Available records>
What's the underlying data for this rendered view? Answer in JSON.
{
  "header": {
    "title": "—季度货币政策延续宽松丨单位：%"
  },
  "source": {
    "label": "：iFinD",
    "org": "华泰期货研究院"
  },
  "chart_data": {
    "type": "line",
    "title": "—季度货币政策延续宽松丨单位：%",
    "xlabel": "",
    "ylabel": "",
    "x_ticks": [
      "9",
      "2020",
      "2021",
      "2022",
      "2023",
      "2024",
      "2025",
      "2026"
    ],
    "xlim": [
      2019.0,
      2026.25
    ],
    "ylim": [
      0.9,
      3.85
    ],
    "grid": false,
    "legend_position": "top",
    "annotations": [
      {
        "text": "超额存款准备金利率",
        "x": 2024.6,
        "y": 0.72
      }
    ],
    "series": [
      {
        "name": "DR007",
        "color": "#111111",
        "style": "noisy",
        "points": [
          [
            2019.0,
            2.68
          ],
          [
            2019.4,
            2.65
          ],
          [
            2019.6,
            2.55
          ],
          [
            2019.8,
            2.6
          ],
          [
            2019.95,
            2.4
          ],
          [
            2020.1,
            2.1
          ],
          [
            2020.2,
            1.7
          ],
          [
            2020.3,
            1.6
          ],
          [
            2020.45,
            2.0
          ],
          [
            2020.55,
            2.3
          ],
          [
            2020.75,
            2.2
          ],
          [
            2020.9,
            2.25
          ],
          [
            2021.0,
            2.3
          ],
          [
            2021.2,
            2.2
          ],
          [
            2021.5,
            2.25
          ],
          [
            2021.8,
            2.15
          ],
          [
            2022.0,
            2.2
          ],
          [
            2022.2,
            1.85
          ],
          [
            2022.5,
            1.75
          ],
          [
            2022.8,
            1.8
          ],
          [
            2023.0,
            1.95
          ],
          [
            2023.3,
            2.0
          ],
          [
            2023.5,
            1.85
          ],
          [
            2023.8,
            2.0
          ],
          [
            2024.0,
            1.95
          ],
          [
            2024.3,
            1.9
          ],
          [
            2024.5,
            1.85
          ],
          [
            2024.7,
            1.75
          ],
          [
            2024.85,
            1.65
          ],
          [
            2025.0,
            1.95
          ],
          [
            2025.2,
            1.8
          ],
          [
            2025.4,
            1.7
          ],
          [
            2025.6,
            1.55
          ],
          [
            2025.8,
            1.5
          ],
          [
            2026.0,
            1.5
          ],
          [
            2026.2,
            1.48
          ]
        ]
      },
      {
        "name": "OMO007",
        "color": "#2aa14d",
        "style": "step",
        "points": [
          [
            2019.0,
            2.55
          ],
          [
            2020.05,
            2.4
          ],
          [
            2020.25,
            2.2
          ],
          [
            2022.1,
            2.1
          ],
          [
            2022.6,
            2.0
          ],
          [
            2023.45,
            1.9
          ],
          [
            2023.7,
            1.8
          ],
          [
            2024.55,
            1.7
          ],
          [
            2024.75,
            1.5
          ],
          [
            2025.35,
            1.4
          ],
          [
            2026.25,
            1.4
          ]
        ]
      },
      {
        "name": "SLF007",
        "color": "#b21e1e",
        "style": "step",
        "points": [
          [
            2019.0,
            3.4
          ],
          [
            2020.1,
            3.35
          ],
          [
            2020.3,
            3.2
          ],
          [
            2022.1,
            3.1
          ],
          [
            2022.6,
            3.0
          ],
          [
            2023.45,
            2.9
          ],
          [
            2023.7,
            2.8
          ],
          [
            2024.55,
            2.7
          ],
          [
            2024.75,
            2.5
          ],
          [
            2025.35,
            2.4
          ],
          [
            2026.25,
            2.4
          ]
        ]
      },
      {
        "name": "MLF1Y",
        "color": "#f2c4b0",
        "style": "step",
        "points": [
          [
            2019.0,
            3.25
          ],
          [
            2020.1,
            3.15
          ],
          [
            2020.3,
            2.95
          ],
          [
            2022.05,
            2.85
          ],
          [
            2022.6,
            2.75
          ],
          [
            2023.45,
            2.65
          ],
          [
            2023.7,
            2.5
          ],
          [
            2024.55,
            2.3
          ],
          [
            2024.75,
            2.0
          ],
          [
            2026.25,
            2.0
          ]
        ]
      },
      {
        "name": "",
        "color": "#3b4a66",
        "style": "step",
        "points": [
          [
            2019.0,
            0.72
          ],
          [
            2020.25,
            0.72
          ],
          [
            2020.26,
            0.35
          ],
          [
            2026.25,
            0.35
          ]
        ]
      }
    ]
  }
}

Task details> Output the records verbatim, from the first line to the last.

Exercise answer>
What's the underlying data for this rendered view? Answer in JSON.
{
  "header": {
    "title": "—季度货币政策延续宽松丨单位：%"
  },
  "source": {
    "label": "：iFinD",
    "org": "华泰期货研究院"
  },
  "chart_data": {
    "type": "line",
    "title": "—季度货币政策延续宽松丨单位：%",
    "xlabel": "",
    "ylabel": "",
    "x_ticks": [
      "9",
      "2020",
      "2021",
      "2022",
      "2023",
      "2024",
      "2025",
      "2026"
    ],
    "xlim": [
      2019.0,
      2026.25
    ],
    "ylim": [
      0.9,
      3.85
    ],
    "grid": false,
    "legend_position": "top",
    "annotations": [
      {
        "text": "超额存款准备金利率",
        "x": 2024.6,
        "y": 0.72
      }
    ],
    "series": [
      {
        "name": "DR007",
        "color": "#111111",
        "style": "noisy",
        "points": [
          [
            2019.0,
            2.68
          ],
          [
            2019.4,
            2.65
          ],
          [
            2019.6,
            2.55
          ],
          [
            2019.8,
            2.6
          ],
          [
            2019.95,
            2.4
          ],
          [
            2020.1,
            2.1
          ],
          [
            2020.2,
            1.7
          ],
          [
            2020.3,
            1.6
          ],
          [
            2020.45,
            2.0
          ],
          [
            2020.55,
            2.3
          ],
          [
            2020.75,
            2.2
          ],
          [
            2020.9,
            2.25
          ],
          [
            2021.0,
            2.3
          ],
          [
            2021.2,
            2.2
          ],
          [
            2021.5,
            2.25
          ],
          [
            2021.8,
            2.15
          ],
          [
            2022.0,
            2.2
          ],
          [
            2022.2,
            1.85
          ],
          [
            2022.5,
            1.75
          ],
          [
            2022.8,
            1.8
          ],
          [
            2023.0,
            1.95
          ],
          [
            2023.3,
            2.0
          ],
          [
            2023.5,
            1.85
          ],
          [
            2023.8,
            2.0
          ],
          [
            2024.0,
            1.95
          ],
          [
            2024.3,
            1.9
          ],
          [
            2024.5,
            1.85
          ],
          [
            2024.7,
            1.75
          ],
          [
            2024.85,
            1.65
          ],
          [
            2025.0,
            1.95
          ],
          [
            2025.2,
            1.8
          ],
          [
            2025.4,
            1.7
          ],
          [
            2025.6,
            1.55
          ],
          [
            2025.8,
            1.5
          ],
          [
            2026.0,
            1.5
          ],
          [
            2026.2,
            1.48
          ]
        ]
      },
      {
        "name": "OMO007",
        "color": "#2aa14d",
        "style": "step",
        "points": [
          [
            2019.0,
            2.55
          ],
          [
            2020.05,
            2.4
          ],
          [
            2020.25,
            2.2
          ],
          [
            2022.1,
            2.1
          ],
          [
            2022.6,
            2.0
          ],
          [
            2023.45,
            1.9
          ],
          [
            2023.7,
            1.8
          ],
          [
            2024.55,
            1.7
          ],
          [
            2024.75,
            1.5
          ],
          [
            2025.35,
            1.4
          ],
          [
            2026.25,
            1.4
          ]
        ]
      },
      {
        "name": "SLF007",
        "color": "#b21e1e",
        "style": "step",
        "points": [
          [
            2019.0,
            3.4
          ],
          [
            2020.1,
            3.35
          ],
          [
            2020.3,
            3.2
          ],
          [
            2022.1,
            3.1
          ],
          [
            2022.6,
            3.0
          ],
          [
            2023.45,
            2.9
          ],
          [
            2023.7,
            2.8
          ],
          [
            2024.55,
            2.7
          ],
          [
            2024.75,
            2.5
          ],
          [
            2025.35,
            2.4
          ],
          [
            2026.25,
            2.4
          ]
        ]
      },
      {
        "name": "MLF1Y",
        "color": "#f2c4b0",
        "style": "step",
        "points": [
          [
            2019.0,
            3.25
          ],
          [
            2020.1,
            3.15
          ],
          [
            2020.3,
            2.95
          ],
          [
            2022.05,
            2.85
          ],
          [
            2022.6,
            2.75
          ],
          [
            2023.45,
            2.65
          ],
          [
            2023.7,
            2.5
          ],
          [
            2024.55,
            2.3
          ],
          [
            2024.75,
            2.0
          ],
          [
            2026.25,
            2.0
          ]
        ]
      },
      {
        "name": "",
        "color": "#3b4a66",
        "style": "step",
        "points": [
          [
            2019.0,
            0.72
          ],
          [
            2020.25,
            0.72
          ],
          [
            2020.26,
            0.35
          ],
          [
            2026.25,
            0.35
          ]
        ]
      }
    ]
  }
}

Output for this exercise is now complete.